Count the lines below that contain the word "positive", and give only that number.

====================

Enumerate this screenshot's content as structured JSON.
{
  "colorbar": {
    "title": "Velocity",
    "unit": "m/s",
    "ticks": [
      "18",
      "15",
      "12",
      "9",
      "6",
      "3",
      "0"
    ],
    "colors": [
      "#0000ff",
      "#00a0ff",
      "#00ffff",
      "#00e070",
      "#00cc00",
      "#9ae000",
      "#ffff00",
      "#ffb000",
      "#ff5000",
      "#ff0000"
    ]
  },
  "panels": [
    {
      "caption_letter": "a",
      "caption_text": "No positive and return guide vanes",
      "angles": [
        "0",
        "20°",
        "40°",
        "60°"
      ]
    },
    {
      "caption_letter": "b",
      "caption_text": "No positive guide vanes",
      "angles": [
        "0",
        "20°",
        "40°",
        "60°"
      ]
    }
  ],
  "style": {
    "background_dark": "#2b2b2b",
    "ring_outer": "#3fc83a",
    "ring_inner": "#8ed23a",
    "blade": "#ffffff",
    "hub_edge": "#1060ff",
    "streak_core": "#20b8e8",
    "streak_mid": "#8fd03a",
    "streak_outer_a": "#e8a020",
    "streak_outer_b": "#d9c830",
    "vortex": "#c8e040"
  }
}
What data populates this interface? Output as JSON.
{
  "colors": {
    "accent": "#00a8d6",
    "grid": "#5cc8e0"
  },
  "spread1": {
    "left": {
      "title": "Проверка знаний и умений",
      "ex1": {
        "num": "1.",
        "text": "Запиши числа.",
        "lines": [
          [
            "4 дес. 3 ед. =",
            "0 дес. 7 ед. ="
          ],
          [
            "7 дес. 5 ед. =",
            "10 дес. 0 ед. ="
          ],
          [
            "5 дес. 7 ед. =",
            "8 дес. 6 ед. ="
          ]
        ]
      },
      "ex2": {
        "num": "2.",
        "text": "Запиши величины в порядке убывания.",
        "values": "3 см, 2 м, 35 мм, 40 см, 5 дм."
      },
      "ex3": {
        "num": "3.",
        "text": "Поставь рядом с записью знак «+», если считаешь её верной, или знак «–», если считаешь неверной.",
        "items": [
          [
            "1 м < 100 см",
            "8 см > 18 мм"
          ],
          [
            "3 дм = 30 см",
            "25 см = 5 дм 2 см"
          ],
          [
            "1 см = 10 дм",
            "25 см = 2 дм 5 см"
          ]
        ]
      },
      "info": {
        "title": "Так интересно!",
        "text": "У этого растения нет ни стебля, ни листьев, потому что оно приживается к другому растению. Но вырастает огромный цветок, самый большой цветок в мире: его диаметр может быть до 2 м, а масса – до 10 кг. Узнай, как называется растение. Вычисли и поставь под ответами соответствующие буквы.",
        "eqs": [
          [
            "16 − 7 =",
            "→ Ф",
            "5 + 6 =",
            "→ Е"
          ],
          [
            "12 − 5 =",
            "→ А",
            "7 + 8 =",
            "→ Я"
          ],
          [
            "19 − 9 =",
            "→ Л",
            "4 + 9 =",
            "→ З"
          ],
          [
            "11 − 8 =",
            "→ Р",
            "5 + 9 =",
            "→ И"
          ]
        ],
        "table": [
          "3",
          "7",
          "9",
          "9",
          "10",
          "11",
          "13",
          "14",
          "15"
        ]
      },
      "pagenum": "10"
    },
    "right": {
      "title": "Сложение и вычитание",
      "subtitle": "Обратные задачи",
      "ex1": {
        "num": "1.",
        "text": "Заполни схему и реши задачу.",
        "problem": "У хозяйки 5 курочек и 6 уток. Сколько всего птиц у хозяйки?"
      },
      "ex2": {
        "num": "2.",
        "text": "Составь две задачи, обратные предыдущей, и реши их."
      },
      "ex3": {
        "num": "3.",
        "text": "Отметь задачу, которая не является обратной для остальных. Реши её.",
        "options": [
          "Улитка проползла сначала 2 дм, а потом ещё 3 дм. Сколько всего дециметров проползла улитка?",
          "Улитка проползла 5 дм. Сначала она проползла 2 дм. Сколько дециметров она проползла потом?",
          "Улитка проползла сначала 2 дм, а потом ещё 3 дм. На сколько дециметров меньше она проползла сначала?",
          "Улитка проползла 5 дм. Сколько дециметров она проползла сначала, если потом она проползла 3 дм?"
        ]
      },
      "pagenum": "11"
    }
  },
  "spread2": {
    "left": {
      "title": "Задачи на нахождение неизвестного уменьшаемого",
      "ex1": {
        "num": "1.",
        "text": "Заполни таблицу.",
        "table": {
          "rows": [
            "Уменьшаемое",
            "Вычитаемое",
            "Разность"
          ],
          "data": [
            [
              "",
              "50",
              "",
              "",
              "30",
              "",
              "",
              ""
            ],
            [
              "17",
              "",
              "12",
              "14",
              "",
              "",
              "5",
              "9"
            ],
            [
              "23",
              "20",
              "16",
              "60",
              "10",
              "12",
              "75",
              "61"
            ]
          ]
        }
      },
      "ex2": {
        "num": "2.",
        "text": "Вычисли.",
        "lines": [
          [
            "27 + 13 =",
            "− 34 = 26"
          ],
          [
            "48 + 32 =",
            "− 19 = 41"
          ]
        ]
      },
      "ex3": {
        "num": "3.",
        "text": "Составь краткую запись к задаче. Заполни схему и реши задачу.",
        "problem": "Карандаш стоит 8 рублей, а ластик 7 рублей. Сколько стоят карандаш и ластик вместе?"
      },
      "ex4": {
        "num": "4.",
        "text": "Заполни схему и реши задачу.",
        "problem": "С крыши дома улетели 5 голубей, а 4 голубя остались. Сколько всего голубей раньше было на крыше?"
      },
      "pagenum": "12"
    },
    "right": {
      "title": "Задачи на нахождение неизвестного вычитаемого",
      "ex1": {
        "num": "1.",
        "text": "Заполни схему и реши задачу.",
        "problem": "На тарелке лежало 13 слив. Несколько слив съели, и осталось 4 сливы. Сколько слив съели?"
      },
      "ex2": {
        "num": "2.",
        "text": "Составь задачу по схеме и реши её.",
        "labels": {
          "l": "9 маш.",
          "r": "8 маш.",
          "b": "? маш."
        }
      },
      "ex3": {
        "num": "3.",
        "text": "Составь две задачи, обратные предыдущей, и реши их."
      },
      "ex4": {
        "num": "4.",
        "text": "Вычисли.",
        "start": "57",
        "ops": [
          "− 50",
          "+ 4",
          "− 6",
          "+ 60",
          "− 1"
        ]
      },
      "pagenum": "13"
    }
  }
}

====================

— Full response —
2